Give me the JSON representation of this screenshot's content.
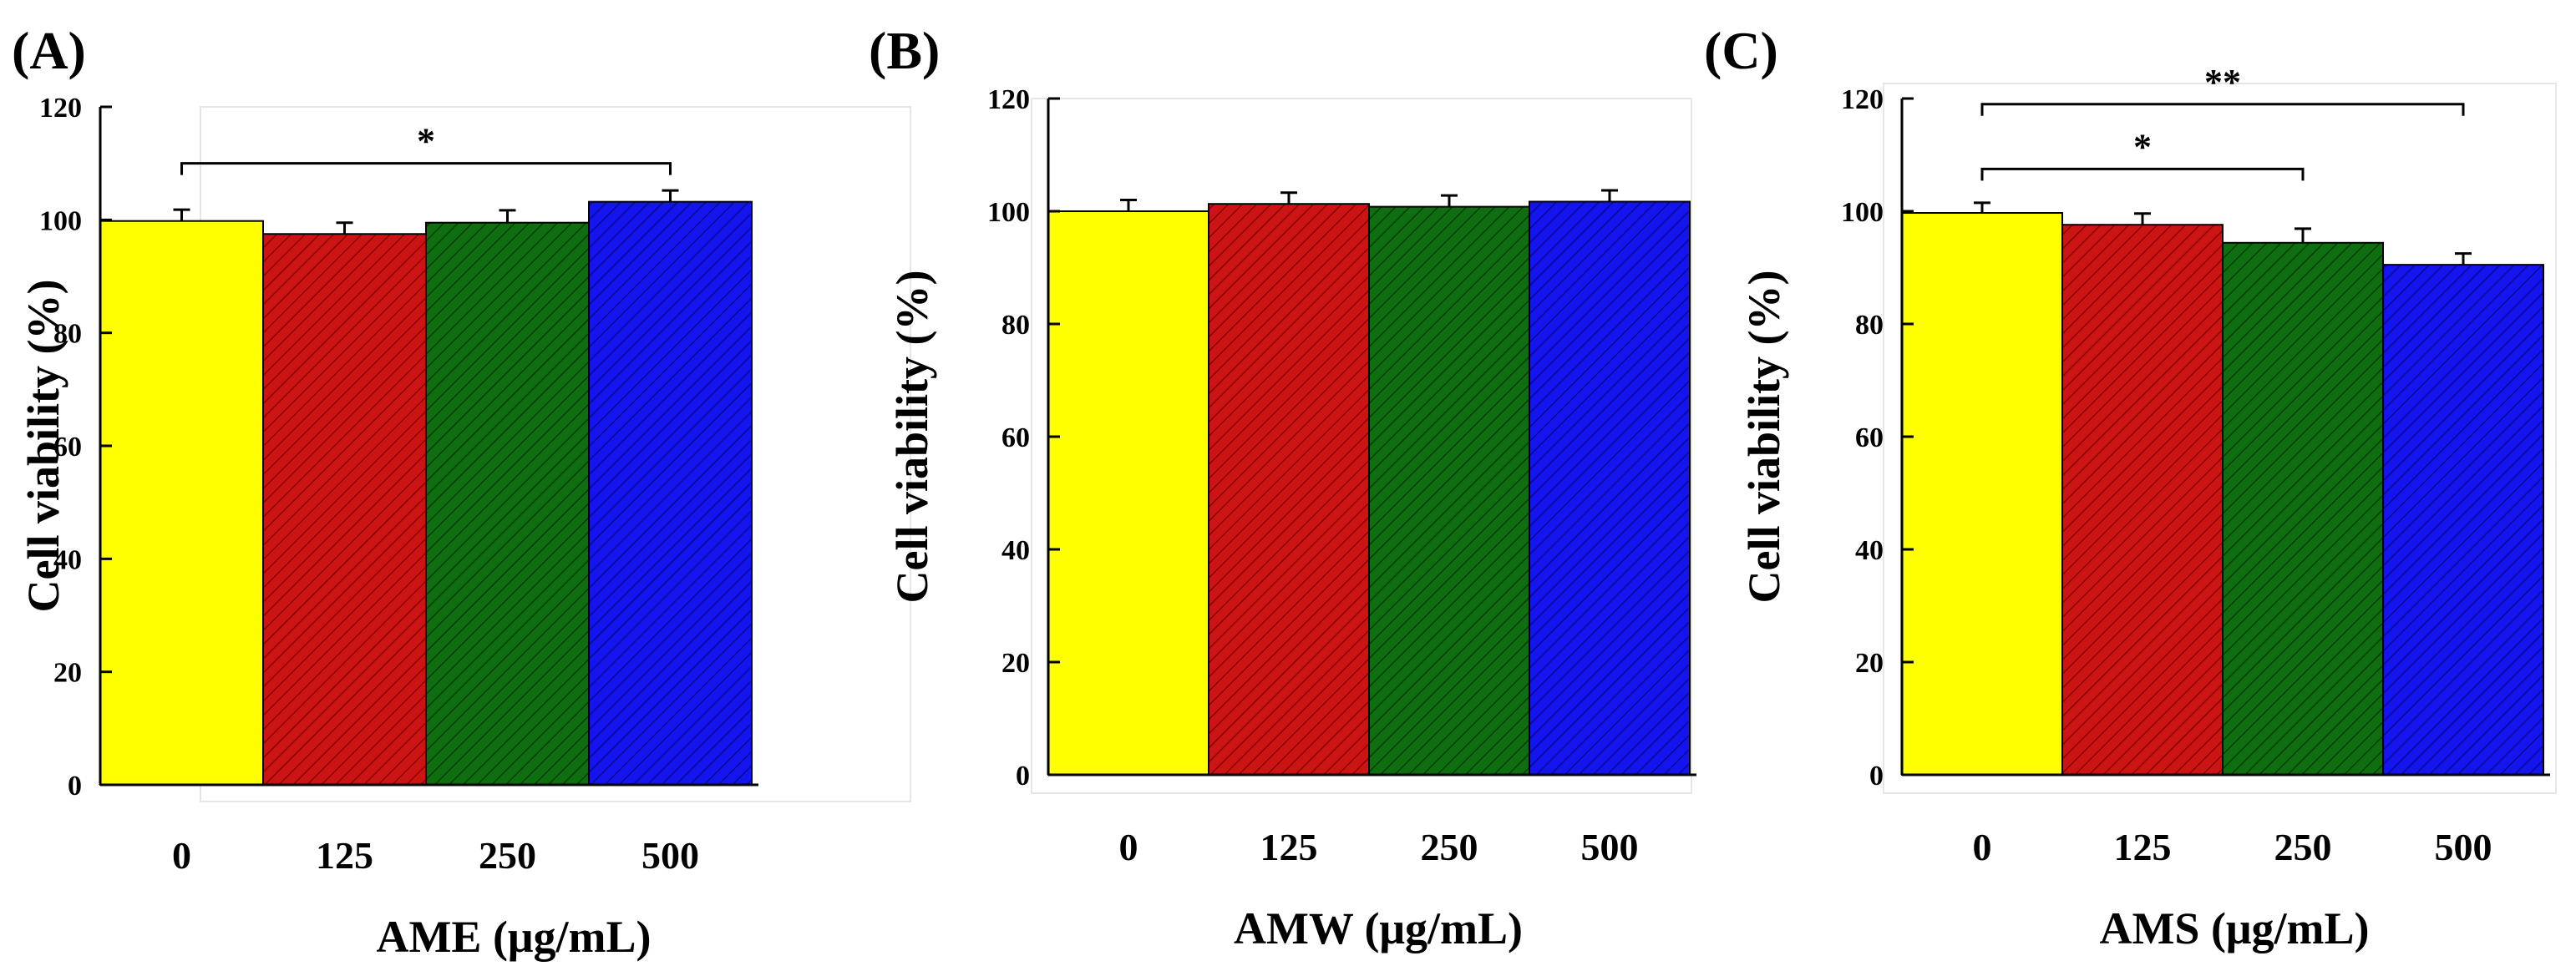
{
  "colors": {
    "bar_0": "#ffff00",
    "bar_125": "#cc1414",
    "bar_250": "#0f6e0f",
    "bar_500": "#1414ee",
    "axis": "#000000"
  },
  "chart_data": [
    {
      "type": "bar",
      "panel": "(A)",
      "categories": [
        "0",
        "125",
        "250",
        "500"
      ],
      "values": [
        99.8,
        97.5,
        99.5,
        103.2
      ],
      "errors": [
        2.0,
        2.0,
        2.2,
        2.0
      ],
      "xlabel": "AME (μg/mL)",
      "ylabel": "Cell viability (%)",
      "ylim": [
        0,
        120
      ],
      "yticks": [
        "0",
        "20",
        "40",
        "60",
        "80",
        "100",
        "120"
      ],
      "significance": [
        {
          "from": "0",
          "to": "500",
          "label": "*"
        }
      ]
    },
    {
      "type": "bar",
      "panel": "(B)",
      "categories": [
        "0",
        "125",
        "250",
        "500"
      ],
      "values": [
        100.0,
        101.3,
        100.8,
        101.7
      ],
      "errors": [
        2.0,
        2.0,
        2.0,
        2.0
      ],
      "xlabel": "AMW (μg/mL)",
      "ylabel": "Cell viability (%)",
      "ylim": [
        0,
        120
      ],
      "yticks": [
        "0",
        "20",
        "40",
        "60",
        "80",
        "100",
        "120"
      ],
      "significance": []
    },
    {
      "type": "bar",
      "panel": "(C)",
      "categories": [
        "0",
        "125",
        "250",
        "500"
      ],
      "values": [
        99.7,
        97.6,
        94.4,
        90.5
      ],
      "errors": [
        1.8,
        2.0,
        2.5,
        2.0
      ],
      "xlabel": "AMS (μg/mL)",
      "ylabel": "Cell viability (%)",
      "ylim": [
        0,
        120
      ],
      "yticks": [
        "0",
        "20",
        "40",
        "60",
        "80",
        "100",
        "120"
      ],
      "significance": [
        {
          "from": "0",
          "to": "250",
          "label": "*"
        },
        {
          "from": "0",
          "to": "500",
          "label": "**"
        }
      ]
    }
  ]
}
========================================================================
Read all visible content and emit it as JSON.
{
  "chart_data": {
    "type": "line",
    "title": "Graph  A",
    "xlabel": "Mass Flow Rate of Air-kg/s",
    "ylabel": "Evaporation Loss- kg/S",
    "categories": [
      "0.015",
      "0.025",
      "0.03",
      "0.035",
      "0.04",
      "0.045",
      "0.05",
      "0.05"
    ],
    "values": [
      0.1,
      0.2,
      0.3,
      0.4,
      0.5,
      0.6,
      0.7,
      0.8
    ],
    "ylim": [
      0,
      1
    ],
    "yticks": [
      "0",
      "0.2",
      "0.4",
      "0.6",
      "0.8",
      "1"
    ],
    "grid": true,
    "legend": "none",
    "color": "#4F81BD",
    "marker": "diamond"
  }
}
========================================================================
Challenge:
List each line of the records that holds the string "JSON".

Problem solution:
Give me the JSON representation of this screenshot's content.
Read all visible content and emit it as JSON.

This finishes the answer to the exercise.